Entries from a visual dataset

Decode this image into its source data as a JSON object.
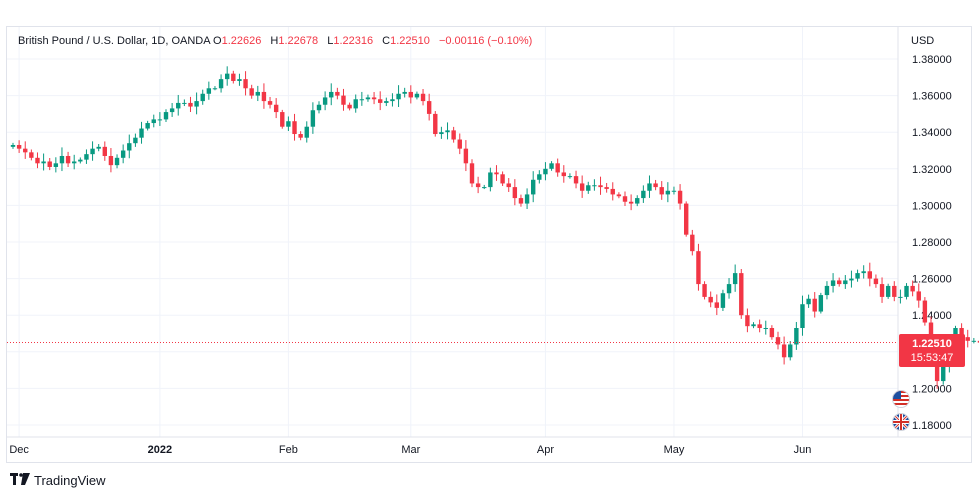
{
  "legend": {
    "instrument": "British Pound / U.S. Dollar, 1D, OANDA",
    "o_label": "O",
    "o": "1.22626",
    "h_label": "H",
    "h": "1.22678",
    "l_label": "L",
    "l": "1.22316",
    "c_label": "C",
    "c": "1.22510",
    "change": "−0.00116 (−0.10%)"
  },
  "currency": "USD",
  "last_price": {
    "price": "1.22510",
    "countdown": "15:53:47"
  },
  "brand": {
    "name": "TradingView",
    "logo": "tradingview-logo-icon"
  },
  "colors": {
    "up": "#089981",
    "down": "#f23645",
    "grid": "#f0f3fa",
    "axis_text": "#131722"
  },
  "chart_data": {
    "type": "candlestick",
    "ylim": [
      1.175,
      1.385
    ],
    "y_ticks": [
      "1.38000",
      "1.36000",
      "1.34000",
      "1.32000",
      "1.30000",
      "1.28000",
      "1.26000",
      "1.24000",
      "1.22000",
      "1.20000",
      "1.18000"
    ],
    "x_ticks": [
      {
        "label": "Dec",
        "date": "2021-12-01"
      },
      {
        "label": "2022",
        "date": "2022-01-03"
      },
      {
        "label": "Feb",
        "date": "2022-02-01"
      },
      {
        "label": "Mar",
        "date": "2022-03-01"
      },
      {
        "label": "Apr",
        "date": "2022-04-01"
      },
      {
        "label": "May",
        "date": "2022-05-02"
      },
      {
        "label": "Jun",
        "date": "2022-06-01"
      }
    ],
    "last_value": 1.2251,
    "close": [
      1.333,
      1.331,
      1.329,
      1.326,
      1.323,
      1.324,
      1.321,
      1.323,
      1.327,
      1.323,
      1.324,
      1.325,
      1.328,
      1.331,
      1.332,
      1.327,
      1.322,
      1.326,
      1.33,
      1.334,
      1.337,
      1.342,
      1.345,
      1.347,
      1.347,
      1.351,
      1.353,
      1.356,
      1.356,
      1.354,
      1.357,
      1.361,
      1.364,
      1.364,
      1.369,
      1.372,
      1.368,
      1.369,
      1.364,
      1.36,
      1.362,
      1.357,
      1.355,
      1.351,
      1.343,
      1.346,
      1.339,
      1.337,
      1.343,
      1.352,
      1.355,
      1.359,
      1.362,
      1.36,
      1.355,
      1.353,
      1.358,
      1.358,
      1.359,
      1.358,
      1.356,
      1.357,
      1.358,
      1.361,
      1.362,
      1.359,
      1.361,
      1.357,
      1.35,
      1.339,
      1.34,
      1.341,
      1.336,
      1.331,
      1.323,
      1.312,
      1.31,
      1.31,
      1.318,
      1.317,
      1.312,
      1.31,
      1.304,
      1.301,
      1.306,
      1.314,
      1.317,
      1.32,
      1.323,
      1.318,
      1.316,
      1.316,
      1.312,
      1.308,
      1.311,
      1.311,
      1.31,
      1.309,
      1.306,
      1.305,
      1.302,
      1.301,
      1.304,
      1.308,
      1.312,
      1.31,
      1.306,
      1.308,
      1.308,
      1.301,
      1.284,
      1.275,
      1.257,
      1.25,
      1.247,
      1.244,
      1.252,
      1.257,
      1.263,
      1.24,
      1.234,
      1.235,
      1.233,
      1.233,
      1.228,
      1.224,
      1.217,
      1.224,
      1.233,
      1.246,
      1.249,
      1.242,
      1.251,
      1.256,
      1.259,
      1.257,
      1.259,
      1.26,
      1.263,
      1.264,
      1.26,
      1.257,
      1.25,
      1.256,
      1.25,
      1.25,
      1.256,
      1.253,
      1.248,
      1.236,
      1.215,
      1.204,
      1.212,
      1.223,
      1.233,
      1.228,
      1.226,
      1.226,
      1.225
    ]
  }
}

• What is required: Repeat the material above in full and exactly, omitting the pictures.

• Solution to the exercise:
Decode this image into its source data as a JSON object.
{
  "legend": {
    "instrument": "British Pound / U.S. Dollar, 1D, OANDA",
    "o_label": "O",
    "o": "1.22626",
    "h_label": "H",
    "h": "1.22678",
    "l_label": "L",
    "l": "1.22316",
    "c_label": "C",
    "c": "1.22510",
    "change": "−0.00116 (−0.10%)"
  },
  "currency": "USD",
  "last_price": {
    "price": "1.22510",
    "countdown": "15:53:47"
  },
  "brand": {
    "name": "TradingView",
    "logo": "tradingview-logo-icon"
  },
  "colors": {
    "up": "#089981",
    "down": "#f23645",
    "grid": "#f0f3fa",
    "axis_text": "#131722"
  },
  "chart_data": {
    "type": "candlestick",
    "ylim": [
      1.175,
      1.385
    ],
    "y_ticks": [
      "1.38000",
      "1.36000",
      "1.34000",
      "1.32000",
      "1.30000",
      "1.28000",
      "1.26000",
      "1.24000",
      "1.22000",
      "1.20000",
      "1.18000"
    ],
    "x_ticks": [
      {
        "label": "Dec",
        "date": "2021-12-01"
      },
      {
        "label": "2022",
        "date": "2022-01-03"
      },
      {
        "label": "Feb",
        "date": "2022-02-01"
      },
      {
        "label": "Mar",
        "date": "2022-03-01"
      },
      {
        "label": "Apr",
        "date": "2022-04-01"
      },
      {
        "label": "May",
        "date": "2022-05-02"
      },
      {
        "label": "Jun",
        "date": "2022-06-01"
      }
    ],
    "last_value": 1.2251,
    "close": [
      1.333,
      1.331,
      1.329,
      1.326,
      1.323,
      1.324,
      1.321,
      1.323,
      1.327,
      1.323,
      1.324,
      1.325,
      1.328,
      1.331,
      1.332,
      1.327,
      1.322,
      1.326,
      1.33,
      1.334,
      1.337,
      1.342,
      1.345,
      1.347,
      1.347,
      1.351,
      1.353,
      1.356,
      1.356,
      1.354,
      1.357,
      1.361,
      1.364,
      1.364,
      1.369,
      1.372,
      1.368,
      1.369,
      1.364,
      1.36,
      1.362,
      1.357,
      1.355,
      1.351,
      1.343,
      1.346,
      1.339,
      1.337,
      1.343,
      1.352,
      1.355,
      1.359,
      1.362,
      1.36,
      1.355,
      1.353,
      1.358,
      1.358,
      1.359,
      1.358,
      1.356,
      1.357,
      1.358,
      1.361,
      1.362,
      1.359,
      1.361,
      1.357,
      1.35,
      1.339,
      1.34,
      1.341,
      1.336,
      1.331,
      1.323,
      1.312,
      1.31,
      1.31,
      1.318,
      1.317,
      1.312,
      1.31,
      1.304,
      1.301,
      1.306,
      1.314,
      1.317,
      1.32,
      1.323,
      1.318,
      1.316,
      1.316,
      1.312,
      1.308,
      1.311,
      1.311,
      1.31,
      1.309,
      1.306,
      1.305,
      1.302,
      1.301,
      1.304,
      1.308,
      1.312,
      1.31,
      1.306,
      1.308,
      1.308,
      1.301,
      1.284,
      1.275,
      1.257,
      1.25,
      1.247,
      1.244,
      1.252,
      1.257,
      1.263,
      1.24,
      1.234,
      1.235,
      1.233,
      1.233,
      1.228,
      1.224,
      1.217,
      1.224,
      1.233,
      1.246,
      1.249,
      1.242,
      1.251,
      1.256,
      1.259,
      1.257,
      1.259,
      1.26,
      1.263,
      1.264,
      1.26,
      1.257,
      1.25,
      1.256,
      1.25,
      1.25,
      1.256,
      1.253,
      1.248,
      1.236,
      1.215,
      1.204,
      1.212,
      1.223,
      1.233,
      1.228,
      1.226,
      1.226,
      1.225
    ]
  }
}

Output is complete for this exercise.